▶ _RECORD EXCERPTS_:
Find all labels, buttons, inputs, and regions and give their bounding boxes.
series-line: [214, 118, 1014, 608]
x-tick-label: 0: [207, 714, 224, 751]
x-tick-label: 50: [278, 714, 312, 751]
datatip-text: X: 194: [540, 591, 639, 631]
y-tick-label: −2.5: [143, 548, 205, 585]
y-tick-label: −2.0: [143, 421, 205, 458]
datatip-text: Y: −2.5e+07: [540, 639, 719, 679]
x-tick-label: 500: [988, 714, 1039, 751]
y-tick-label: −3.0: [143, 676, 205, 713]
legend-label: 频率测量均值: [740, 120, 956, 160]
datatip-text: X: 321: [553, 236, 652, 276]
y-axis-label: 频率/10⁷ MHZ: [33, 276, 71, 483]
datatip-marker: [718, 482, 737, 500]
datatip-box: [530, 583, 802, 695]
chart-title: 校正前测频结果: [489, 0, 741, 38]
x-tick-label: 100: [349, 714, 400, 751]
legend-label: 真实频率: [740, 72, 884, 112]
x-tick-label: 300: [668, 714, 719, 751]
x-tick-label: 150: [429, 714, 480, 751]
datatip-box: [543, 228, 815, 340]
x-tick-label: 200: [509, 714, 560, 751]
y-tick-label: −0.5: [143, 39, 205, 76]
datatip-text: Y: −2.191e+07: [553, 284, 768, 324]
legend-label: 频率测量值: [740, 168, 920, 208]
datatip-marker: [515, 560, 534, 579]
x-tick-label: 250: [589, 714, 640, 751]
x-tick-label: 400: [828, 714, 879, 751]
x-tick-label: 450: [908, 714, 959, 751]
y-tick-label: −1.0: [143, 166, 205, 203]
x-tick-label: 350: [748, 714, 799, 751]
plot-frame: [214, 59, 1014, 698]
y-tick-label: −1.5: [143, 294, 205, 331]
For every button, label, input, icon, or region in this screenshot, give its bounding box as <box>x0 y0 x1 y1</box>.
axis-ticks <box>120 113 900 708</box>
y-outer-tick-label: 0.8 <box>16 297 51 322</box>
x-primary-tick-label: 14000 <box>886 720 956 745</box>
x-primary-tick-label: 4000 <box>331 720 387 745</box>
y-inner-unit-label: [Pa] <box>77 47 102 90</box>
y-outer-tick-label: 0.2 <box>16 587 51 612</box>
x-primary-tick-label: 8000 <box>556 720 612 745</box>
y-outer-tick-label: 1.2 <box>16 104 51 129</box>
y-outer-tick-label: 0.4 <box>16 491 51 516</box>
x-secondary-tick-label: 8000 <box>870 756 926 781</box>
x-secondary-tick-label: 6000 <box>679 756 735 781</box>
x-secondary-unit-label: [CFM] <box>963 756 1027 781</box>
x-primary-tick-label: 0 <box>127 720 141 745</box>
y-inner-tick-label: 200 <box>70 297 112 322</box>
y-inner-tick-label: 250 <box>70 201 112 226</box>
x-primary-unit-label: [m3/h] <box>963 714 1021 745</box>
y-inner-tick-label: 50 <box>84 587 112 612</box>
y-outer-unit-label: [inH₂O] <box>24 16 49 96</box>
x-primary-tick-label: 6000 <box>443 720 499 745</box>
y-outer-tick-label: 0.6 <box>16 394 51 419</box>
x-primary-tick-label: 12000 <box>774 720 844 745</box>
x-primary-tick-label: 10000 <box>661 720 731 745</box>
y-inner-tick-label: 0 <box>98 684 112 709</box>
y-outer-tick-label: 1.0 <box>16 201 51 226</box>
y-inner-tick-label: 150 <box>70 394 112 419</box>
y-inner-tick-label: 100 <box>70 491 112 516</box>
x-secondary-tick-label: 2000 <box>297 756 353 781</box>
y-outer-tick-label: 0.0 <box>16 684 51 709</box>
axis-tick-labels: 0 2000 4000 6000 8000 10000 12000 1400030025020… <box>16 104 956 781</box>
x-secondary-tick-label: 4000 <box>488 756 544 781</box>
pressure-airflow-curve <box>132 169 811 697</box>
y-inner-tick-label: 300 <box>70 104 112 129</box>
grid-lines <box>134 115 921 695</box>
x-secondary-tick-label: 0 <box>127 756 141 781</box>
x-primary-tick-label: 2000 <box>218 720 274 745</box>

▶ _PROBLEM STATEMENT_:
Copy every line of the items above, character for character, without changing anything.

▶ _RESPONSE FOR THIS EXERCISE_:
Find all labels, buttons, inputs, and regions and give their bounding boxes.
series-line: [214, 118, 1014, 608]
x-tick-label: 0: [207, 714, 224, 751]
x-tick-label: 50: [278, 714, 312, 751]
datatip-text: X: 194: [540, 591, 639, 631]
y-tick-label: −2.5: [143, 548, 205, 585]
y-tick-label: −2.0: [143, 421, 205, 458]
datatip-text: Y: −2.5e+07: [540, 639, 719, 679]
x-tick-label: 500: [988, 714, 1039, 751]
y-tick-label: −3.0: [143, 676, 205, 713]
legend-label: 频率测量均值: [740, 120, 956, 160]
datatip-text: X: 321: [553, 236, 652, 276]
y-axis-label: 频率/10⁷ MHZ: [33, 276, 71, 483]
datatip-marker: [718, 482, 737, 500]
datatip-box: [530, 583, 802, 695]
chart-title: 校正前测频结果: [489, 0, 741, 38]
x-tick-label: 100: [349, 714, 400, 751]
legend-label: 真实频率: [740, 72, 884, 112]
x-tick-label: 300: [668, 714, 719, 751]
x-tick-label: 150: [429, 714, 480, 751]
datatip-box: [543, 228, 815, 340]
x-tick-label: 200: [509, 714, 560, 751]
y-tick-label: −0.5: [143, 39, 205, 76]
datatip-text: Y: −2.191e+07: [553, 284, 768, 324]
legend-label: 频率测量值: [740, 168, 920, 208]
datatip-marker: [515, 560, 534, 579]
x-tick-label: 250: [589, 714, 640, 751]
x-tick-label: 400: [828, 714, 879, 751]
x-tick-label: 450: [908, 714, 959, 751]
y-tick-label: −1.0: [143, 166, 205, 203]
x-tick-label: 350: [748, 714, 799, 751]
plot-frame: [214, 59, 1014, 698]
y-tick-label: −1.5: [143, 294, 205, 331]
For every button, label, input, icon, or region in this screenshot, give its bounding box as <box>x0 y0 x1 y1</box>.
axis-ticks <box>120 113 900 708</box>
y-outer-tick-label: 0.8 <box>16 297 51 322</box>
x-primary-tick-label: 14000 <box>886 720 956 745</box>
x-primary-tick-label: 4000 <box>331 720 387 745</box>
y-inner-unit-label: [Pa] <box>77 47 102 90</box>
y-outer-tick-label: 0.2 <box>16 587 51 612</box>
x-primary-tick-label: 8000 <box>556 720 612 745</box>
y-outer-tick-label: 1.2 <box>16 104 51 129</box>
y-outer-tick-label: 0.4 <box>16 491 51 516</box>
x-secondary-tick-label: 8000 <box>870 756 926 781</box>
x-secondary-tick-label: 6000 <box>679 756 735 781</box>
x-secondary-unit-label: [CFM] <box>963 756 1027 781</box>
x-primary-tick-label: 0 <box>127 720 141 745</box>
y-inner-tick-label: 200 <box>70 297 112 322</box>
y-inner-tick-label: 250 <box>70 201 112 226</box>
x-primary-unit-label: [m3/h] <box>963 714 1021 745</box>
y-inner-tick-label: 50 <box>84 587 112 612</box>
y-outer-unit-label: [inH₂O] <box>24 16 49 96</box>
x-primary-tick-label: 6000 <box>443 720 499 745</box>
y-outer-tick-label: 0.6 <box>16 394 51 419</box>
x-primary-tick-label: 12000 <box>774 720 844 745</box>
x-primary-tick-label: 10000 <box>661 720 731 745</box>
y-inner-tick-label: 0 <box>98 684 112 709</box>
y-outer-tick-label: 1.0 <box>16 201 51 226</box>
y-inner-tick-label: 150 <box>70 394 112 419</box>
y-inner-tick-label: 100 <box>70 491 112 516</box>
x-secondary-tick-label: 2000 <box>297 756 353 781</box>
y-outer-tick-label: 0.0 <box>16 684 51 709</box>
axis-tick-labels: 0 2000 4000 6000 8000 10000 12000 1400030025020… <box>16 104 956 781</box>
x-secondary-tick-label: 4000 <box>488 756 544 781</box>
pressure-airflow-curve <box>132 169 811 697</box>
y-inner-tick-label: 300 <box>70 104 112 129</box>
grid-lines <box>134 115 921 695</box>
x-secondary-tick-label: 0 <box>127 756 141 781</box>
x-primary-tick-label: 2000 <box>218 720 274 745</box>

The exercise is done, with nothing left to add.